Problem details>
Leave out the images; return the rest of the data exactly.

Figure dataset records
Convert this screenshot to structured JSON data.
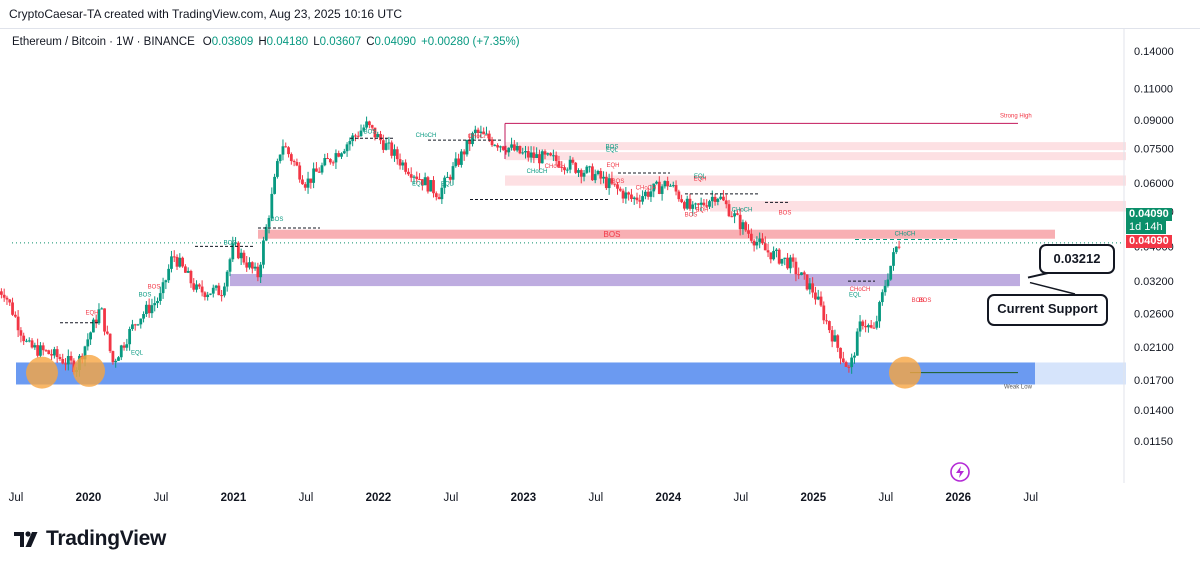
{
  "header": {
    "attribution": "CryptoCaesar-TA created with TradingView.com, Aug 23, 2025 10:16 UTC"
  },
  "legend": {
    "symbol": "Ethereum / Bitcoin · 1W · BINANCE",
    "o_label": "O",
    "o_value": "0.03809",
    "h_label": "H",
    "h_value": "0.04180",
    "l_label": "L",
    "l_value": "0.03607",
    "c_label": "C",
    "c_value": "0.04090",
    "change": "+0.00280 (+7.35%)"
  },
  "price_axis": {
    "scale": "log",
    "ticks": [
      "0.14000",
      "0.11000",
      "0.09000",
      "0.07500",
      "0.06000",
      "0.05000",
      "0.04000",
      "0.03200",
      "0.02600",
      "0.02100",
      "0.01700",
      "0.01400",
      "0.01150"
    ],
    "last_price": "0.04090",
    "countdown": "1d 14h",
    "last_price_2": "0.04090"
  },
  "time_axis": {
    "ticks": [
      "Jul",
      "2020",
      "Jul",
      "2021",
      "Jul",
      "2022",
      "Jul",
      "2023",
      "Jul",
      "2024",
      "Jul",
      "2025",
      "Jul",
      "2026",
      "Jul"
    ]
  },
  "annotations": {
    "callout_price": "0.03212",
    "callout_support": "Current Support",
    "strong_high": "Strong High",
    "weak_low": "Weak Low",
    "bos_center": "BOS",
    "choch_recent": "CHoCH",
    "labels": [
      {
        "text": "BOS",
        "color": "#089981"
      },
      {
        "text": "BOS",
        "color": "#089981"
      },
      {
        "text": "BOS",
        "color": "#089981"
      },
      {
        "text": "CHoCH",
        "color": "#089981"
      },
      {
        "text": "CHoCH",
        "color": "#f23645"
      },
      {
        "text": "EQL",
        "color": "#089981"
      },
      {
        "text": "EQL",
        "color": "#089981"
      },
      {
        "text": "EQH",
        "color": "#f23645"
      },
      {
        "text": "BOS",
        "color": "#089981"
      },
      {
        "text": "BOS",
        "color": "#f23645"
      },
      {
        "text": "EQL",
        "color": "#089981"
      },
      {
        "text": "BOS",
        "color": "#089981"
      },
      {
        "text": "CHoCH",
        "color": "#f23645"
      },
      {
        "text": "CHoCH",
        "color": "#089981"
      },
      {
        "text": "BOS",
        "color": "#f23645"
      },
      {
        "text": "EQL",
        "color": "#089981"
      },
      {
        "text": "CHoCH",
        "color": "#f23645"
      },
      {
        "text": "EQH",
        "color": "#f23645"
      },
      {
        "text": "BOS",
        "color": "#f23645"
      },
      {
        "text": "EQH",
        "color": "#f23645"
      },
      {
        "text": "EQL",
        "color": "#089981"
      },
      {
        "text": "CHoCH",
        "color": "#089981"
      },
      {
        "text": "BOS",
        "color": "#f23645"
      },
      {
        "text": "EQL",
        "color": "#089981"
      },
      {
        "text": "CHoCH",
        "color": "#f23645"
      },
      {
        "text": "BOS",
        "color": "#f23645"
      },
      {
        "text": "BOS",
        "color": "#f23645"
      },
      {
        "text": "EQH",
        "color": "#f23645"
      }
    ]
  },
  "brand": {
    "logo_text": "TradingView"
  },
  "colors": {
    "up": "#089981",
    "down": "#f23645",
    "blue_zone": "#5b8ff0",
    "purple_zone": "#b39ddb",
    "red_zone": "#f7a1a6",
    "orange_marker": "#f7a541",
    "last_price_badge": "#0b8f6a",
    "last_price_badge_red": "#f23645"
  },
  "chart_data": {
    "type": "candlestick",
    "title": "Ethereum / Bitcoin · 1W · BINANCE",
    "scale": "log",
    "ylim": [
      0.0105,
      0.155
    ],
    "x_ticks": [
      "Jul",
      "2020",
      "Jul",
      "2021",
      "Jul",
      "2022",
      "Jul",
      "2023",
      "Jul",
      "2024",
      "Jul",
      "2025",
      "Jul",
      "2026",
      "Jul"
    ],
    "close_path": [
      {
        "date": "2019-06",
        "close": 0.03
      },
      {
        "date": "2019-08",
        "close": 0.021
      },
      {
        "date": "2019-10",
        "close": 0.02
      },
      {
        "date": "2019-12",
        "close": 0.0185
      },
      {
        "date": "2020-02",
        "close": 0.027
      },
      {
        "date": "2020-03",
        "close": 0.019
      },
      {
        "date": "2020-05",
        "close": 0.025
      },
      {
        "date": "2020-07",
        "close": 0.029
      },
      {
        "date": "2020-08",
        "close": 0.038
      },
      {
        "date": "2020-10",
        "close": 0.03
      },
      {
        "date": "2020-12",
        "close": 0.03
      },
      {
        "date": "2021-01",
        "close": 0.04
      },
      {
        "date": "2021-03",
        "close": 0.033
      },
      {
        "date": "2021-05",
        "close": 0.078
      },
      {
        "date": "2021-07",
        "close": 0.06
      },
      {
        "date": "2021-09",
        "close": 0.07
      },
      {
        "date": "2021-12",
        "close": 0.087
      },
      {
        "date": "2022-03",
        "close": 0.068
      },
      {
        "date": "2022-06",
        "close": 0.056
      },
      {
        "date": "2022-09",
        "close": 0.083
      },
      {
        "date": "2023-01",
        "close": 0.072
      },
      {
        "date": "2023-04",
        "close": 0.069
      },
      {
        "date": "2023-07",
        "close": 0.063
      },
      {
        "date": "2023-10",
        "close": 0.054
      },
      {
        "date": "2024-01",
        "close": 0.06
      },
      {
        "date": "2024-03",
        "close": 0.05
      },
      {
        "date": "2024-05",
        "close": 0.056
      },
      {
        "date": "2024-07",
        "close": 0.046
      },
      {
        "date": "2024-09",
        "close": 0.039
      },
      {
        "date": "2024-11",
        "close": 0.036
      },
      {
        "date": "2025-01",
        "close": 0.03
      },
      {
        "date": "2025-03",
        "close": 0.021
      },
      {
        "date": "2025-04",
        "close": 0.018
      },
      {
        "date": "2025-05",
        "close": 0.025
      },
      {
        "date": "2025-06",
        "close": 0.023
      },
      {
        "date": "2025-07",
        "close": 0.032
      },
      {
        "date": "2025-08",
        "close": 0.0409
      }
    ],
    "zones": [
      {
        "name": "demand",
        "low": 0.0165,
        "high": 0.019,
        "color": "#5b8ff0"
      },
      {
        "name": "support",
        "low": 0.031,
        "high": 0.0335,
        "color": "#b39ddb"
      },
      {
        "name": "resistance",
        "low": 0.042,
        "high": 0.0445,
        "color": "#f7a1a6"
      },
      {
        "name": "supply-1",
        "low": 0.0695,
        "high": 0.078,
        "color": "#fddde0"
      },
      {
        "name": "supply-2",
        "low": 0.059,
        "high": 0.063,
        "color": "#fddde0"
      },
      {
        "name": "supply-3",
        "low": 0.05,
        "high": 0.0535,
        "color": "#fddde0"
      }
    ],
    "levels": {
      "strong_high": 0.088,
      "weak_low": 0.0178,
      "current_support": 0.03212,
      "last": 0.0409
    }
  }
}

Solution to this task>
Convert this screenshot to structured JSON data.
{
  "header": {
    "attribution": "CryptoCaesar-TA created with TradingView.com, Aug 23, 2025 10:16 UTC"
  },
  "legend": {
    "symbol": "Ethereum / Bitcoin · 1W · BINANCE",
    "o_label": "O",
    "o_value": "0.03809",
    "h_label": "H",
    "h_value": "0.04180",
    "l_label": "L",
    "l_value": "0.03607",
    "c_label": "C",
    "c_value": "0.04090",
    "change": "+0.00280 (+7.35%)"
  },
  "price_axis": {
    "scale": "log",
    "ticks": [
      "0.14000",
      "0.11000",
      "0.09000",
      "0.07500",
      "0.06000",
      "0.05000",
      "0.04000",
      "0.03200",
      "0.02600",
      "0.02100",
      "0.01700",
      "0.01400",
      "0.01150"
    ],
    "last_price": "0.04090",
    "countdown": "1d 14h",
    "last_price_2": "0.04090"
  },
  "time_axis": {
    "ticks": [
      "Jul",
      "2020",
      "Jul",
      "2021",
      "Jul",
      "2022",
      "Jul",
      "2023",
      "Jul",
      "2024",
      "Jul",
      "2025",
      "Jul",
      "2026",
      "Jul"
    ]
  },
  "annotations": {
    "callout_price": "0.03212",
    "callout_support": "Current Support",
    "strong_high": "Strong High",
    "weak_low": "Weak Low",
    "bos_center": "BOS",
    "choch_recent": "CHoCH",
    "labels": [
      {
        "text": "BOS",
        "color": "#089981"
      },
      {
        "text": "BOS",
        "color": "#089981"
      },
      {
        "text": "BOS",
        "color": "#089981"
      },
      {
        "text": "CHoCH",
        "color": "#089981"
      },
      {
        "text": "CHoCH",
        "color": "#f23645"
      },
      {
        "text": "EQL",
        "color": "#089981"
      },
      {
        "text": "EQL",
        "color": "#089981"
      },
      {
        "text": "EQH",
        "color": "#f23645"
      },
      {
        "text": "BOS",
        "color": "#089981"
      },
      {
        "text": "BOS",
        "color": "#f23645"
      },
      {
        "text": "EQL",
        "color": "#089981"
      },
      {
        "text": "BOS",
        "color": "#089981"
      },
      {
        "text": "CHoCH",
        "color": "#f23645"
      },
      {
        "text": "CHoCH",
        "color": "#089981"
      },
      {
        "text": "BOS",
        "color": "#f23645"
      },
      {
        "text": "EQL",
        "color": "#089981"
      },
      {
        "text": "CHoCH",
        "color": "#f23645"
      },
      {
        "text": "EQH",
        "color": "#f23645"
      },
      {
        "text": "BOS",
        "color": "#f23645"
      },
      {
        "text": "EQH",
        "color": "#f23645"
      },
      {
        "text": "EQL",
        "color": "#089981"
      },
      {
        "text": "CHoCH",
        "color": "#089981"
      },
      {
        "text": "BOS",
        "color": "#f23645"
      },
      {
        "text": "EQL",
        "color": "#089981"
      },
      {
        "text": "CHoCH",
        "color": "#f23645"
      },
      {
        "text": "BOS",
        "color": "#f23645"
      },
      {
        "text": "BOS",
        "color": "#f23645"
      },
      {
        "text": "EQH",
        "color": "#f23645"
      }
    ]
  },
  "brand": {
    "logo_text": "TradingView"
  },
  "colors": {
    "up": "#089981",
    "down": "#f23645",
    "blue_zone": "#5b8ff0",
    "purple_zone": "#b39ddb",
    "red_zone": "#f7a1a6",
    "orange_marker": "#f7a541",
    "last_price_badge": "#0b8f6a",
    "last_price_badge_red": "#f23645"
  },
  "chart_data": {
    "type": "candlestick",
    "title": "Ethereum / Bitcoin · 1W · BINANCE",
    "scale": "log",
    "ylim": [
      0.0105,
      0.155
    ],
    "x_ticks": [
      "Jul",
      "2020",
      "Jul",
      "2021",
      "Jul",
      "2022",
      "Jul",
      "2023",
      "Jul",
      "2024",
      "Jul",
      "2025",
      "Jul",
      "2026",
      "Jul"
    ],
    "close_path": [
      {
        "date": "2019-06",
        "close": 0.03
      },
      {
        "date": "2019-08",
        "close": 0.021
      },
      {
        "date": "2019-10",
        "close": 0.02
      },
      {
        "date": "2019-12",
        "close": 0.0185
      },
      {
        "date": "2020-02",
        "close": 0.027
      },
      {
        "date": "2020-03",
        "close": 0.019
      },
      {
        "date": "2020-05",
        "close": 0.025
      },
      {
        "date": "2020-07",
        "close": 0.029
      },
      {
        "date": "2020-08",
        "close": 0.038
      },
      {
        "date": "2020-10",
        "close": 0.03
      },
      {
        "date": "2020-12",
        "close": 0.03
      },
      {
        "date": "2021-01",
        "close": 0.04
      },
      {
        "date": "2021-03",
        "close": 0.033
      },
      {
        "date": "2021-05",
        "close": 0.078
      },
      {
        "date": "2021-07",
        "close": 0.06
      },
      {
        "date": "2021-09",
        "close": 0.07
      },
      {
        "date": "2021-12",
        "close": 0.087
      },
      {
        "date": "2022-03",
        "close": 0.068
      },
      {
        "date": "2022-06",
        "close": 0.056
      },
      {
        "date": "2022-09",
        "close": 0.083
      },
      {
        "date": "2023-01",
        "close": 0.072
      },
      {
        "date": "2023-04",
        "close": 0.069
      },
      {
        "date": "2023-07",
        "close": 0.063
      },
      {
        "date": "2023-10",
        "close": 0.054
      },
      {
        "date": "2024-01",
        "close": 0.06
      },
      {
        "date": "2024-03",
        "close": 0.05
      },
      {
        "date": "2024-05",
        "close": 0.056
      },
      {
        "date": "2024-07",
        "close": 0.046
      },
      {
        "date": "2024-09",
        "close": 0.039
      },
      {
        "date": "2024-11",
        "close": 0.036
      },
      {
        "date": "2025-01",
        "close": 0.03
      },
      {
        "date": "2025-03",
        "close": 0.021
      },
      {
        "date": "2025-04",
        "close": 0.018
      },
      {
        "date": "2025-05",
        "close": 0.025
      },
      {
        "date": "2025-06",
        "close": 0.023
      },
      {
        "date": "2025-07",
        "close": 0.032
      },
      {
        "date": "2025-08",
        "close": 0.0409
      }
    ],
    "zones": [
      {
        "name": "demand",
        "low": 0.0165,
        "high": 0.019,
        "color": "#5b8ff0"
      },
      {
        "name": "support",
        "low": 0.031,
        "high": 0.0335,
        "color": "#b39ddb"
      },
      {
        "name": "resistance",
        "low": 0.042,
        "high": 0.0445,
        "color": "#f7a1a6"
      },
      {
        "name": "supply-1",
        "low": 0.0695,
        "high": 0.078,
        "color": "#fddde0"
      },
      {
        "name": "supply-2",
        "low": 0.059,
        "high": 0.063,
        "color": "#fddde0"
      },
      {
        "name": "supply-3",
        "low": 0.05,
        "high": 0.0535,
        "color": "#fddde0"
      }
    ],
    "levels": {
      "strong_high": 0.088,
      "weak_low": 0.0178,
      "current_support": 0.03212,
      "last": 0.0409
    }
  }
}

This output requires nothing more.